Written problem ▸ In this exercise, return the whole listing exactly, excluding any images.

·····

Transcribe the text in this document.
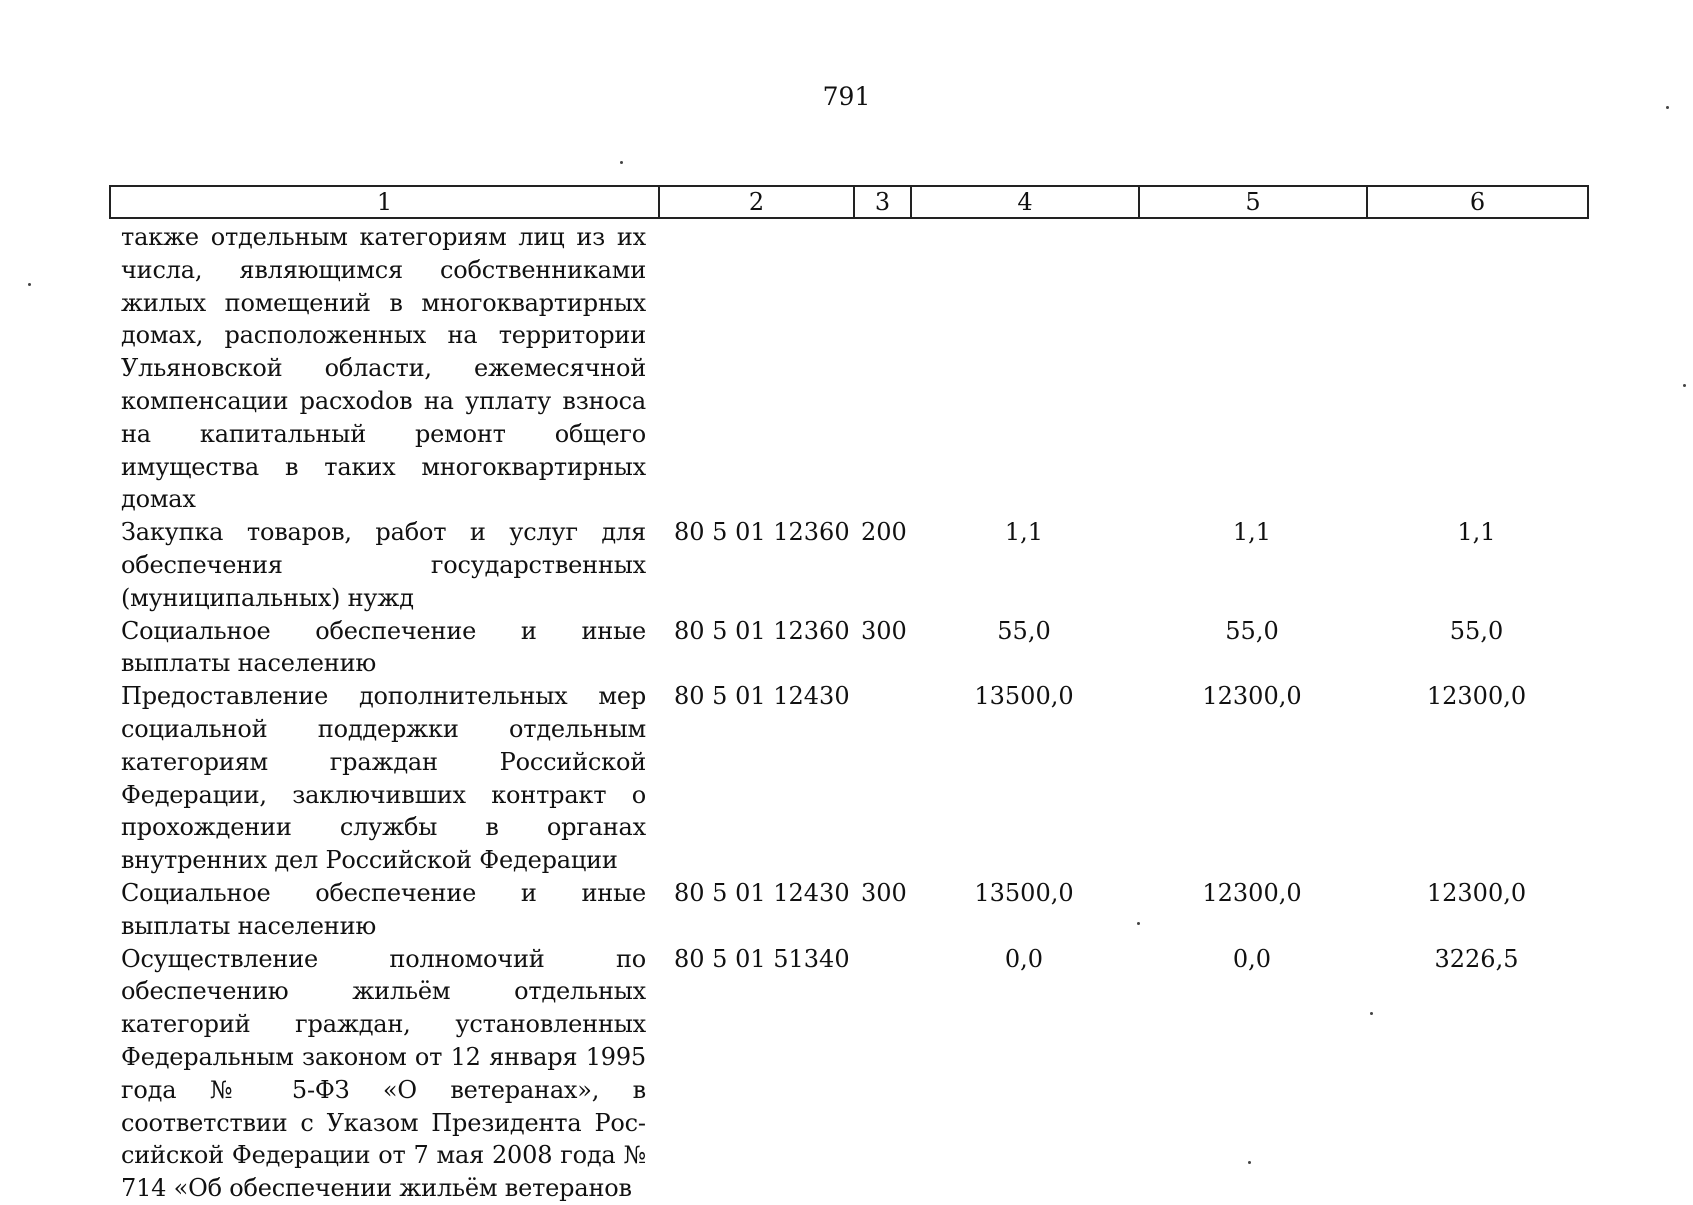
791
1	2	3	4	5	6
также отдельным категориям лиц из их числа, являющимся собственниками жилых помещений в многоквартирных домах, расположенных на территории Ульяновской области, ежемесячной компенсации расхоdов на уплату взноса на капитальный ремонт общего имущества в таких многоквартирных домах					
Закупка товаров, работ и услуг для обеспечения государственных (муниципальных) нужд	80 5 01 12360	200	1,1	1,1	1,1
Социальное обеспечение и иные выплаты населению	80 5 01 12360	300	55,0	55,0	55,0
Предоставление дополнительных мер социальной поддержки отдельным категориям граждан Российской Федерации, заключивших контракт о прохождении службы в органах внутренних дел Российской Федерации	80 5 01 12430		13500,0	12300,0	12300,0
Социальное обеспечение и иные выплаты населению	80 5 01 12430	300	13500,0	12300,0	12300,0
Осуществление полномочий по обеспечению жильём отдельных категорий граждан, установленных Федеральным законом от 12 января 1995 года № 5-ФЗ «О ветеранах», в соответствии с Указом Президента Российской Федерации от 7 мая 2008 года № 714 «Об обеспечении жильём ветеранов	80 5 01 51340		0,0	0,0	3226,5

·····

Result ▸
Transcribe the text in this document.
791
1	2	3	4	5	6
также отдельным категориям лиц из их числа, являющимся собственниками жилых помещений в многоквартирных домах, расположенных на территории Ульяновской области, ежемесячной компенсации расхоdов на уплату взноса на капитальный ремонт общего имущества в таких многоквартирных домах					
Закупка товаров, работ и услуг для обеспечения государственных (муниципальных) нужд	80 5 01 12360	200	1,1	1,1	1,1
Социальное обеспечение и иные выплаты населению	80 5 01 12360	300	55,0	55,0	55,0
Предоставление дополнительных мер социальной поддержки отдельным категориям граждан Российской Федерации, заключивших контракт о прохождении службы в органах внутренних дел Российской Федерации	80 5 01 12430		13500,0	12300,0	12300,0
Социальное обеспечение и иные выплаты населению	80 5 01 12430	300	13500,0	12300,0	12300,0
Осуществление полномочий по обеспечению жильём отдельных категорий граждан, установленных Федеральным законом от 12 января 1995 года № 5-ФЗ «О ветеранах», в соответствии с Указом Президента Российской Федерации от 7 мая 2008 года № 714 «Об обеспечении жильём ветеранов	80 5 01 51340		0,0	0,0	3226,5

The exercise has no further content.